> _What is needed_: Every entry below should be repeated exactly; the pictures should not.
======== Material provided
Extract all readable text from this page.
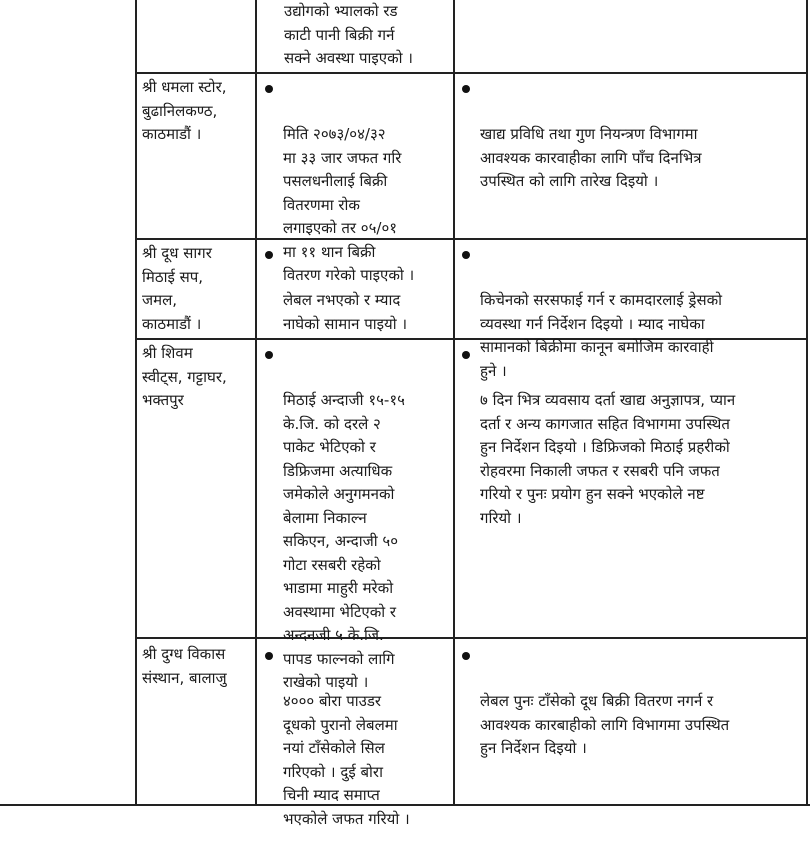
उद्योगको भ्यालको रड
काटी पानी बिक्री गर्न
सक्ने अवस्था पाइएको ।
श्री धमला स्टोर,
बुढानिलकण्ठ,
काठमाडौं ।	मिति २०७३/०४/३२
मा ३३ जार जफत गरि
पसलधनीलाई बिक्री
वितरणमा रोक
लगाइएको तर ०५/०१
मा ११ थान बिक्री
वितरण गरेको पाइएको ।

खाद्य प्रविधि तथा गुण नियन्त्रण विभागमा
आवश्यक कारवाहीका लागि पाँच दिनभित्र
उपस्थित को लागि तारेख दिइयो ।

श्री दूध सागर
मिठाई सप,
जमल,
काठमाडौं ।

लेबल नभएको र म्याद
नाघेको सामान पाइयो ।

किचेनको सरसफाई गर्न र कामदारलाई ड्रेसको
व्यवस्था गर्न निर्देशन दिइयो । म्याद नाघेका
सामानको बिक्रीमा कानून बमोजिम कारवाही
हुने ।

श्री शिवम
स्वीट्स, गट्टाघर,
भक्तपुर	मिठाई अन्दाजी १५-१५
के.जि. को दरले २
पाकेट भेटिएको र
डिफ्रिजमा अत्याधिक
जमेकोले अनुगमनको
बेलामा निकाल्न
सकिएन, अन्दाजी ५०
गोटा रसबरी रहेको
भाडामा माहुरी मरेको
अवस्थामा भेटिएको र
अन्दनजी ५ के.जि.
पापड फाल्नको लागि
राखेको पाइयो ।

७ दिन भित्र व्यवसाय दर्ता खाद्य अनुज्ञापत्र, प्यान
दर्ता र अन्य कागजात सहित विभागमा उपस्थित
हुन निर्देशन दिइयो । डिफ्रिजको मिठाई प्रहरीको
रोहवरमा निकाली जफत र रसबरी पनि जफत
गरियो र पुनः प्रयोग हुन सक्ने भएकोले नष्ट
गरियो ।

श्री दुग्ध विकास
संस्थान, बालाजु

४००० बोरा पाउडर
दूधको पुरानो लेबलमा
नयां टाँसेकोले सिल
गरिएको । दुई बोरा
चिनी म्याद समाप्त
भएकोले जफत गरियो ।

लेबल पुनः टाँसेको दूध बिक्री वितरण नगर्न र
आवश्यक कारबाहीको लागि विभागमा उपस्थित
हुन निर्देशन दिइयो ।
================
> _Output_:
Extract all readable text from this page.
उद्योगको भ्यालको रड
काटी पानी बिक्री गर्न
सक्ने अवस्था पाइएको ।
श्री धमला स्टोर,
बुढानिलकण्ठ,
काठमाडौं ।	मिति २०७३/०४/३२
मा ३३ जार जफत गरि
पसलधनीलाई बिक्री
वितरणमा रोक
लगाइएको तर ०५/०१
मा ११ थान बिक्री
वितरण गरेको पाइएको ।

खाद्य प्रविधि तथा गुण नियन्त्रण विभागमा
आवश्यक कारवाहीका लागि पाँच दिनभित्र
उपस्थित को लागि तारेख दिइयो ।

श्री दूध सागर
मिठाई सप,
जमल,
काठमाडौं ।

लेबल नभएको र म्याद
नाघेको सामान पाइयो ।

किचेनको सरसफाई गर्न र कामदारलाई ड्रेसको
व्यवस्था गर्न निर्देशन दिइयो । म्याद नाघेका
सामानको बिक्रीमा कानून बमोजिम कारवाही
हुने ।

श्री शिवम
स्वीट्स, गट्टाघर,
भक्तपुर	मिठाई अन्दाजी १५-१५
के.जि. को दरले २
पाकेट भेटिएको र
डिफ्रिजमा अत्याधिक
जमेकोले अनुगमनको
बेलामा निकाल्न
सकिएन, अन्दाजी ५०
गोटा रसबरी रहेको
भाडामा माहुरी मरेको
अवस्थामा भेटिएको र
अन्दनजी ५ के.जि.
पापड फाल्नको लागि
राखेको पाइयो ।

७ दिन भित्र व्यवसाय दर्ता खाद्य अनुज्ञापत्र, प्यान
दर्ता र अन्य कागजात सहित विभागमा उपस्थित
हुन निर्देशन दिइयो । डिफ्रिजको मिठाई प्रहरीको
रोहवरमा निकाली जफत र रसबरी पनि जफत
गरियो र पुनः प्रयोग हुन सक्ने भएकोले नष्ट
गरियो ।

श्री दुग्ध विकास
संस्थान, बालाजु

४००० बोरा पाउडर
दूधको पुरानो लेबलमा
नयां टाँसेकोले सिल
गरिएको । दुई बोरा
चिनी म्याद समाप्त
भएकोले जफत गरियो ।

लेबल पुनः टाँसेको दूध बिक्री वितरण नगर्न र
आवश्यक कारबाहीको लागि विभागमा उपस्थित
हुन निर्देशन दिइयो ।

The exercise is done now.